# PROBLEM DETAILS
Lines that hold the word "right" should be located and copied.

(Entries from a visual dataset)

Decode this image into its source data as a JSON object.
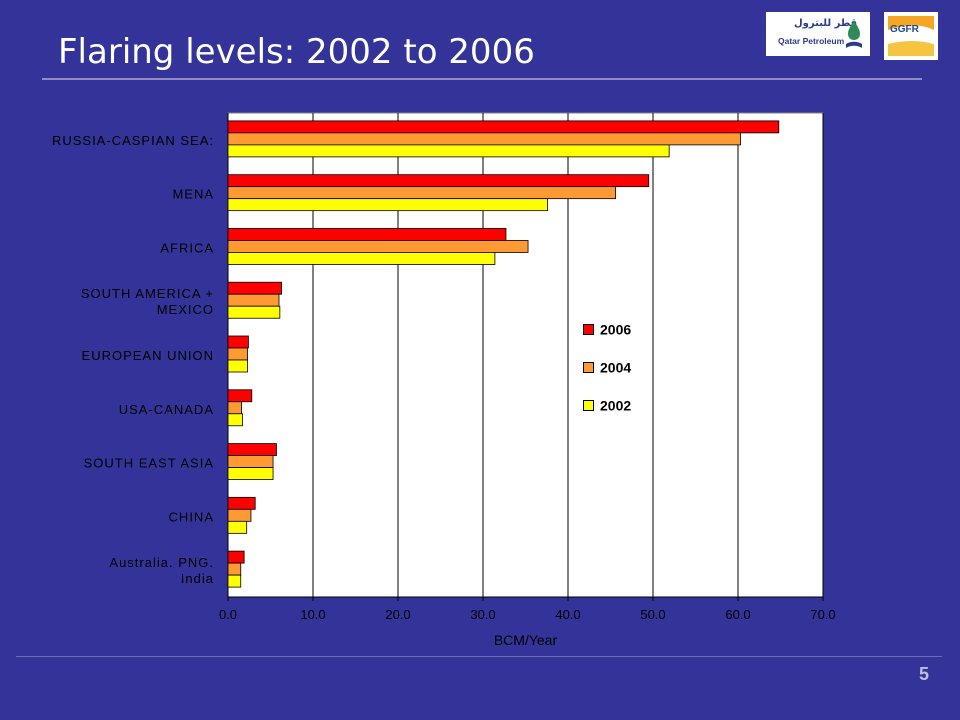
{
  "slide": {
    "title": "Flaring levels: 2002 to 2006",
    "page_number": "5"
  },
  "logos": {
    "qatar_petroleum_arabic": "قطر للبترول",
    "qatar_petroleum_english": "Qatar Petroleum",
    "ggfr": "GGFR"
  },
  "colors": {
    "background": "#333399",
    "series_2006": "#ff0000",
    "series_2004": "#ff9933",
    "series_2002": "#ffff00"
  },
  "chart_data": {
    "type": "bar",
    "orientation": "horizontal",
    "categories": [
      "RUSSIA-CASPIAN SEA:",
      "MENA",
      "AFRICA",
      "SOUTH AMERICA + MEXICO",
      "EUROPEAN UNION",
      "USA-CANADA",
      "SOUTH EAST ASIA",
      "CHINA",
      "Australia. PNG. India"
    ],
    "series": [
      {
        "name": "2006",
        "color": "#ff0000",
        "values": [
          64.8,
          49.5,
          32.7,
          6.3,
          2.4,
          2.8,
          5.7,
          3.2,
          1.9
        ]
      },
      {
        "name": "2004",
        "color": "#ff9933",
        "values": [
          60.3,
          45.6,
          35.3,
          6.0,
          2.3,
          1.6,
          5.3,
          2.7,
          1.5
        ]
      },
      {
        "name": "2002",
        "color": "#ffff00",
        "values": [
          51.9,
          37.6,
          31.4,
          6.1,
          2.3,
          1.7,
          5.3,
          2.2,
          1.5
        ]
      }
    ],
    "xlabel": "BCM/Year",
    "xlim": [
      0,
      70
    ],
    "xticks": [
      "0.0",
      "10.0",
      "20.0",
      "30.0",
      "40.0",
      "50.0",
      "60.0",
      "70.0"
    ],
    "grid": true,
    "legend": [
      "2006",
      "2004",
      "2002"
    ],
    "legend_placement": "center-right"
  }
}
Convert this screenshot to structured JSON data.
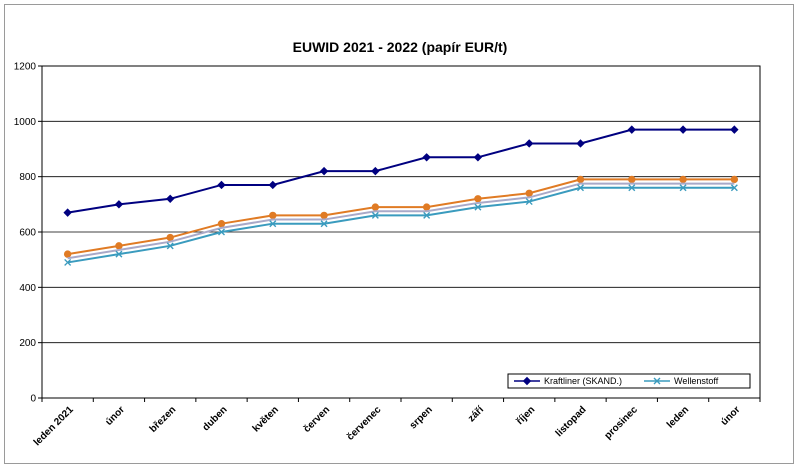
{
  "chart_data": {
    "type": "line",
    "title": "EUWID 2021 - 2022 (papír EUR/t)",
    "xlabel": "",
    "ylabel": "",
    "ylim": [
      0,
      1200
    ],
    "yticks": [
      0,
      200,
      400,
      600,
      800,
      1000,
      1200
    ],
    "grid": true,
    "legend_position": "bottom-right",
    "categories": [
      "leden 2021",
      "únor",
      "březen",
      "duben",
      "květen",
      "červen",
      "červenec",
      "srpen",
      "září",
      "říjen",
      "listopad",
      "prosinec",
      "leden",
      "únor"
    ],
    "series": [
      {
        "name": "Kraftliner (SKAND.)",
        "color": "#000080",
        "marker": "diamond",
        "in_legend": true,
        "values": [
          670,
          700,
          720,
          770,
          770,
          820,
          820,
          870,
          870,
          920,
          920,
          970,
          970,
          970
        ]
      },
      {
        "name": "",
        "color": "#E07B24",
        "marker": "circle",
        "in_legend": false,
        "values": [
          520,
          550,
          580,
          630,
          660,
          660,
          690,
          690,
          720,
          740,
          790,
          790,
          790,
          790
        ]
      },
      {
        "name": "",
        "color": "#A9A9C8",
        "marker": "none",
        "in_legend": false,
        "values": [
          505,
          535,
          565,
          615,
          645,
          645,
          675,
          675,
          705,
          725,
          775,
          775,
          775,
          775
        ]
      },
      {
        "name": "Wellenstoff",
        "color": "#3A9BBE",
        "marker": "x",
        "in_legend": true,
        "values": [
          490,
          520,
          550,
          600,
          630,
          630,
          660,
          660,
          690,
          710,
          760,
          760,
          760,
          760
        ]
      }
    ]
  }
}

# THE REPLY
    "legend_placement": "center-right"
    "legend_position": "bottom-right",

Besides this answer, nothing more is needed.